*WHAT IS EXPECTED:* Below are entries. Pull out all lines containing "Cela".

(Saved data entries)
□ □ □ □ □ □ □

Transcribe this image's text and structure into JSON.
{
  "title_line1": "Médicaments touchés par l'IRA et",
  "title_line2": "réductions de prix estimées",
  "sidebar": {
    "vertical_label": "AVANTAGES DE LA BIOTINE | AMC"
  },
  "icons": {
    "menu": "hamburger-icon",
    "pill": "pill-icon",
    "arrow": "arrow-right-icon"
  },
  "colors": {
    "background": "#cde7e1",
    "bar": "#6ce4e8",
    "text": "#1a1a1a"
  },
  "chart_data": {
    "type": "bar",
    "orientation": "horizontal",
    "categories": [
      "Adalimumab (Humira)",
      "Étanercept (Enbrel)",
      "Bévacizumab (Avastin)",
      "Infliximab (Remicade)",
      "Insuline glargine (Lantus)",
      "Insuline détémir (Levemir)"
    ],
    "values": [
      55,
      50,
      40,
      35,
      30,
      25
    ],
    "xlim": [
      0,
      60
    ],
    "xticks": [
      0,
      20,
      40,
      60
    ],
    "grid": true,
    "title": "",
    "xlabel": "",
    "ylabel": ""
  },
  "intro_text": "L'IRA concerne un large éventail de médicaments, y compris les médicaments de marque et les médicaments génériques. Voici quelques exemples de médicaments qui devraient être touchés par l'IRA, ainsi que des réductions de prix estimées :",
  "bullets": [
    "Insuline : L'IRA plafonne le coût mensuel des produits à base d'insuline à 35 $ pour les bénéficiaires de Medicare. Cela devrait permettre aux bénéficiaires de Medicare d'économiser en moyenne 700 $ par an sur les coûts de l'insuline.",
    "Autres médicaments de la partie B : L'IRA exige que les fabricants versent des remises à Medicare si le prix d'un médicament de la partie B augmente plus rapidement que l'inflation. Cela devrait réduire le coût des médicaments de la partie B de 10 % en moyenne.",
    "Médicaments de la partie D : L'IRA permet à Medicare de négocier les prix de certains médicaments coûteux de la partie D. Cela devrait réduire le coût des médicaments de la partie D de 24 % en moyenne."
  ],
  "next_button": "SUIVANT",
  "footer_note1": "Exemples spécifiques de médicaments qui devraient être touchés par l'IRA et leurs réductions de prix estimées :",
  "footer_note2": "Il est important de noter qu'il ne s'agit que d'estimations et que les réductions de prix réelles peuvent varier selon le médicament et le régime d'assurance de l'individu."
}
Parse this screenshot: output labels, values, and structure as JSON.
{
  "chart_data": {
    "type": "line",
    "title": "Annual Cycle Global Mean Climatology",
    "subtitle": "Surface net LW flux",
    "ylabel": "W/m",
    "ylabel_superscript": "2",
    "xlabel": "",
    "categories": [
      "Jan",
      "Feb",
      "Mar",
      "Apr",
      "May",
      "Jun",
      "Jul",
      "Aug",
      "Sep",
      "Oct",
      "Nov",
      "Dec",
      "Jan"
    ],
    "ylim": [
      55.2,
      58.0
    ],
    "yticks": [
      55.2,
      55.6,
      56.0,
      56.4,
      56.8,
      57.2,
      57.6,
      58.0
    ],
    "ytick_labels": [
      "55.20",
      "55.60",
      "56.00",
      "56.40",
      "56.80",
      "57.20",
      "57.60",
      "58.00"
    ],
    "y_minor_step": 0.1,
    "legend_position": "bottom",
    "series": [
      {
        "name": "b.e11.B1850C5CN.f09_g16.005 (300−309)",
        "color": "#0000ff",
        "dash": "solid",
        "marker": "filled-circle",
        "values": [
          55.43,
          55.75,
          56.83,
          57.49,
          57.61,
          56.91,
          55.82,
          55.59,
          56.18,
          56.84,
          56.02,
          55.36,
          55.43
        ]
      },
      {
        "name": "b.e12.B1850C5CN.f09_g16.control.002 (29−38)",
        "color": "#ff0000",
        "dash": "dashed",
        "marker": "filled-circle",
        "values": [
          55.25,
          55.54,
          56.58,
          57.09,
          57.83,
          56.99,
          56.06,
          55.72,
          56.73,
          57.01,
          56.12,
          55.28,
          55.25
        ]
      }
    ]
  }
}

□ □ □ □ □ □ □

*ANSWER BELOW:*
    "Insuline : L'IRA plafonne le coût mensuel des produits à base d'insuline à 35 $ pour les bénéficiaires de Medicare. Cela devrait permettre aux bénéficiaires de Medicare d'économiser en moyenne 700 $ par an sur les coûts de l'insuline.",
    "Autres médicaments de la partie B : L'IRA exige que les fabricants versent des remises à Medicare si le prix d'un médicament de la partie B augmente plus rapidement que l'inflation. Cela devrait réduire le coût des médicaments de la partie B de 10 % en moyenne.",
    "Médicaments de la partie D : L'IRA permet à Medicare de négocier les prix de certains médicaments coûteux de la partie D. Cela devrait réduire le coût des médicaments de la partie D de 24 % en moyenne."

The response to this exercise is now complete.